▶ **Extracted records**
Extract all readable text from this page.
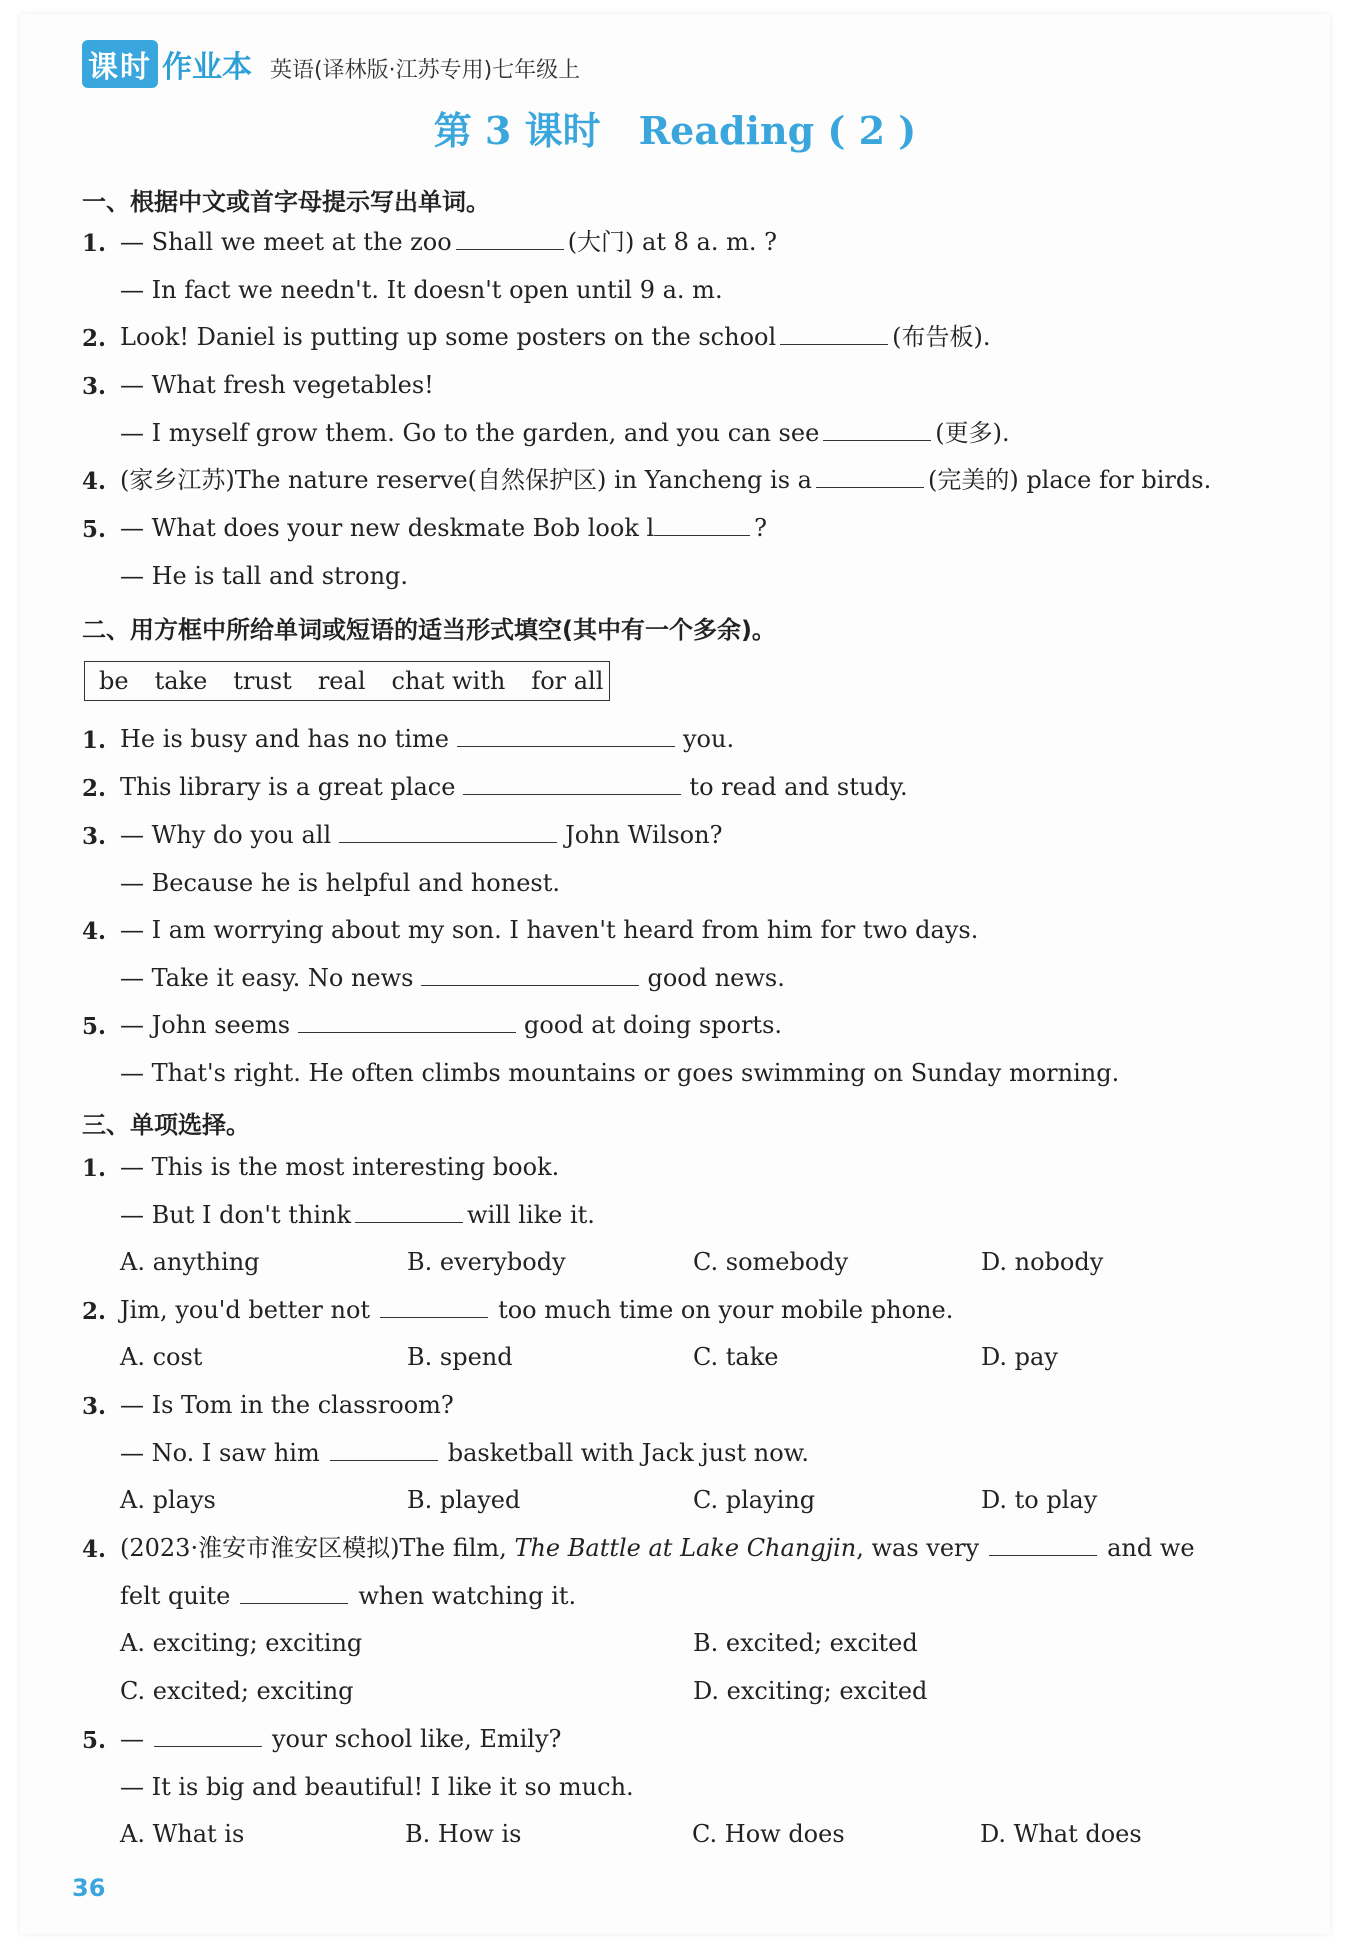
课时 作业本 英语(译林版·江苏专用)七年级上
第 3 课时　Reading ( 2 )
一、根据中文或首字母提示写出单词。
1. — Shall we meet at the zoo	(大门) at 8 a. m. ?
— In fact we needn't. It doesn't open until 9 a. m.
2. Look! Daniel is putting up some posters on the school	(布告板).
3. — What fresh vegetables!
— I myself grow them. Go to the garden, and you can see	(更多).
4. (家乡江苏)The nature reserve(自然保护区) in Yancheng is a	(完美的) place for birds.
5. — What does your new deskmate Bob look l	?
— He is tall and strong.
二、用方框中所给单词或短语的适当形式填空(其中有一个多余)。
be take trust real chat with for all
1. He is busy and has no time	you.
2. This library is a great place	to read and study.
3. — Why do you all	John Wilson?
— Because he is helpful and honest.
4. — I am worrying about my son. I haven't heard from him for two days.
— Take it easy. No news	good news.
5. — John seems	good at doing sports.
— That's right. He often climbs mountains or goes swimming on Sunday morning.
三、单项选择。
1. — This is the most interesting book.
— But I don't think	will like it.
A. anything	B. everybody	C. somebody	D. nobody
2. Jim, you'd better not	too much time on your mobile phone.
A. cost	B. spend	C. take	D. pay
3. — Is Tom in the classroom?
— No. I saw him	basketball with Jack just now.
A. plays	B. played	C. playing	D. to play
4. (2023·淮安市淮安区模拟)The film, The Battle at Lake Changjin, was very	and we
felt quite	when watching it.
A. exciting; exciting	B. excited; excited
C. excited; exciting	D. exciting; excited
5. —	your school like, Emily?
— It is big and beautiful! I like it so much.
A. What is	B. How is	C. How does	D. What does
36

▶ **Task description**
Which lines hold the string "time"? List them all.

▶ **Written reply**
1. He is busy and has no time	you.
2. Jim, you'd better not	too much time on your mobile phone.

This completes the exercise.